§ **Problem requirements**
Output every entry exactly as written, skipping any pictures.

§ **Extracted data entries**
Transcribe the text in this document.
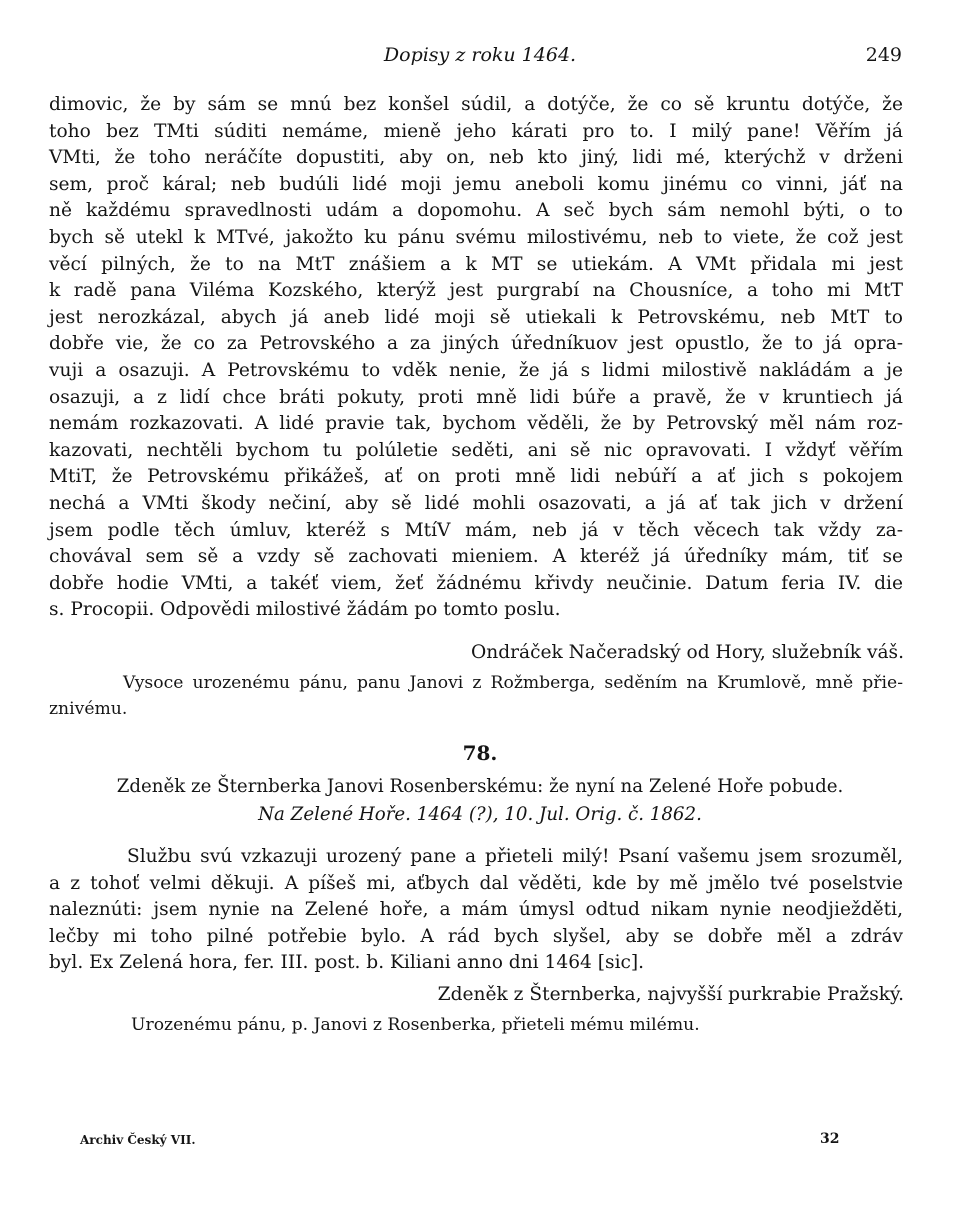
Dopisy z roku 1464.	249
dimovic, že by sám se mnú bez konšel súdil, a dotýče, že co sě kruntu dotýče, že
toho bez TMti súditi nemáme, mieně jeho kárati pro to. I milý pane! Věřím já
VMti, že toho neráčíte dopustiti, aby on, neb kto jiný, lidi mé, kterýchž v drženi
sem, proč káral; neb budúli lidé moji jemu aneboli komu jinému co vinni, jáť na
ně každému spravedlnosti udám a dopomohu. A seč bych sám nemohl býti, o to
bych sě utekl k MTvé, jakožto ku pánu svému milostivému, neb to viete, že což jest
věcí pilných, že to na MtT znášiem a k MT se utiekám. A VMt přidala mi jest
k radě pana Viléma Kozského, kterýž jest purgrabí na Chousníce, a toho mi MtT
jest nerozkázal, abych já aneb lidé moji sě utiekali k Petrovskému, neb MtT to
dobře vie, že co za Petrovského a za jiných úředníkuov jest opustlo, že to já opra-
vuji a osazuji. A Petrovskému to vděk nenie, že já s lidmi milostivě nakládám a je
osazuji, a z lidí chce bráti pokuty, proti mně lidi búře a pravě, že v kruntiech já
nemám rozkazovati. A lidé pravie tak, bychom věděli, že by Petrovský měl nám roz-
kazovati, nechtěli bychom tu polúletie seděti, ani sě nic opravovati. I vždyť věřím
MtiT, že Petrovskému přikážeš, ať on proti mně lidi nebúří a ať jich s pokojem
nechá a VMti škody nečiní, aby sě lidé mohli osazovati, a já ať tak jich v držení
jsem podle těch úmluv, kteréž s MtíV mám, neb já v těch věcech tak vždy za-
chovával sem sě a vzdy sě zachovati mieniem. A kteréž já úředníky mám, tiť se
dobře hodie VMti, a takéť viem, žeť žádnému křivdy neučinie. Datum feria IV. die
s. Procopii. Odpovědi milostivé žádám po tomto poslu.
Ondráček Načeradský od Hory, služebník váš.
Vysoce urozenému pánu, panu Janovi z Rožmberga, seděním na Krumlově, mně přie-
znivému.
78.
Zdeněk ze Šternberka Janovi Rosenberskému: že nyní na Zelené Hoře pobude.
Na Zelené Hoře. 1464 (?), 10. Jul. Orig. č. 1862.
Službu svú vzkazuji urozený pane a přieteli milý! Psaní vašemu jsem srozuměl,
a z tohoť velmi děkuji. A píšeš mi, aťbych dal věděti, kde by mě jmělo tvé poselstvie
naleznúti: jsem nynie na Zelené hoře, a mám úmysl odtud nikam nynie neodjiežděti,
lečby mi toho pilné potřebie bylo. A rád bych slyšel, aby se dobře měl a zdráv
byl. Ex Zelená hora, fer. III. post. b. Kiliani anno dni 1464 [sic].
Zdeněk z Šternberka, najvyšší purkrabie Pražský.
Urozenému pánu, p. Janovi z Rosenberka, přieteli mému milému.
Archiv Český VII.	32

§ **Solution to the problem**
Transcribe the text in this document.
Dopisy z roku 1464.	249
dimovic, že by sám se mnú bez konšel súdil, a dotýče, že co sě kruntu dotýče, že
toho bez TMti súditi nemáme, mieně jeho kárati pro to. I milý pane! Věřím já
VMti, že toho neráčíte dopustiti, aby on, neb kto jiný, lidi mé, kterýchž v drženi
sem, proč káral; neb budúli lidé moji jemu aneboli komu jinému co vinni, jáť na
ně každému spravedlnosti udám a dopomohu. A seč bych sám nemohl býti, o to
bych sě utekl k MTvé, jakožto ku pánu svému milostivému, neb to viete, že což jest
věcí pilných, že to na MtT znášiem a k MT se utiekám. A VMt přidala mi jest
k radě pana Viléma Kozského, kterýž jest purgrabí na Chousníce, a toho mi MtT
jest nerozkázal, abych já aneb lidé moji sě utiekali k Petrovskému, neb MtT to
dobře vie, že co za Petrovského a za jiných úředníkuov jest opustlo, že to já opra-
vuji a osazuji. A Petrovskému to vděk nenie, že já s lidmi milostivě nakládám a je
osazuji, a z lidí chce bráti pokuty, proti mně lidi búře a pravě, že v kruntiech já
nemám rozkazovati. A lidé pravie tak, bychom věděli, že by Petrovský měl nám roz-
kazovati, nechtěli bychom tu polúletie seděti, ani sě nic opravovati. I vždyť věřím
MtiT, že Petrovskému přikážeš, ať on proti mně lidi nebúří a ať jich s pokojem
nechá a VMti škody nečiní, aby sě lidé mohli osazovati, a já ať tak jich v držení
jsem podle těch úmluv, kteréž s MtíV mám, neb já v těch věcech tak vždy za-
chovával sem sě a vzdy sě zachovati mieniem. A kteréž já úředníky mám, tiť se
dobře hodie VMti, a takéť viem, žeť žádnému křivdy neučinie. Datum feria IV. die
s. Procopii. Odpovědi milostivé žádám po tomto poslu.
Ondráček Načeradský od Hory, služebník váš.
Vysoce urozenému pánu, panu Janovi z Rožmberga, seděním na Krumlově, mně přie-
znivému.
78.
Zdeněk ze Šternberka Janovi Rosenberskému: že nyní na Zelené Hoře pobude.
Na Zelené Hoře. 1464 (?), 10. Jul. Orig. č. 1862.
Službu svú vzkazuji urozený pane a přieteli milý! Psaní vašemu jsem srozuměl,
a z tohoť velmi děkuji. A píšeš mi, aťbych dal věděti, kde by mě jmělo tvé poselstvie
naleznúti: jsem nynie na Zelené hoře, a mám úmysl odtud nikam nynie neodjiežděti,
lečby mi toho pilné potřebie bylo. A rád bych slyšel, aby se dobře měl a zdráv
byl. Ex Zelená hora, fer. III. post. b. Kiliani anno dni 1464 [sic].
Zdeněk z Šternberka, najvyšší purkrabie Pražský.
Urozenému pánu, p. Janovi z Rosenberka, přieteli mému milému.
Archiv Český VII.	32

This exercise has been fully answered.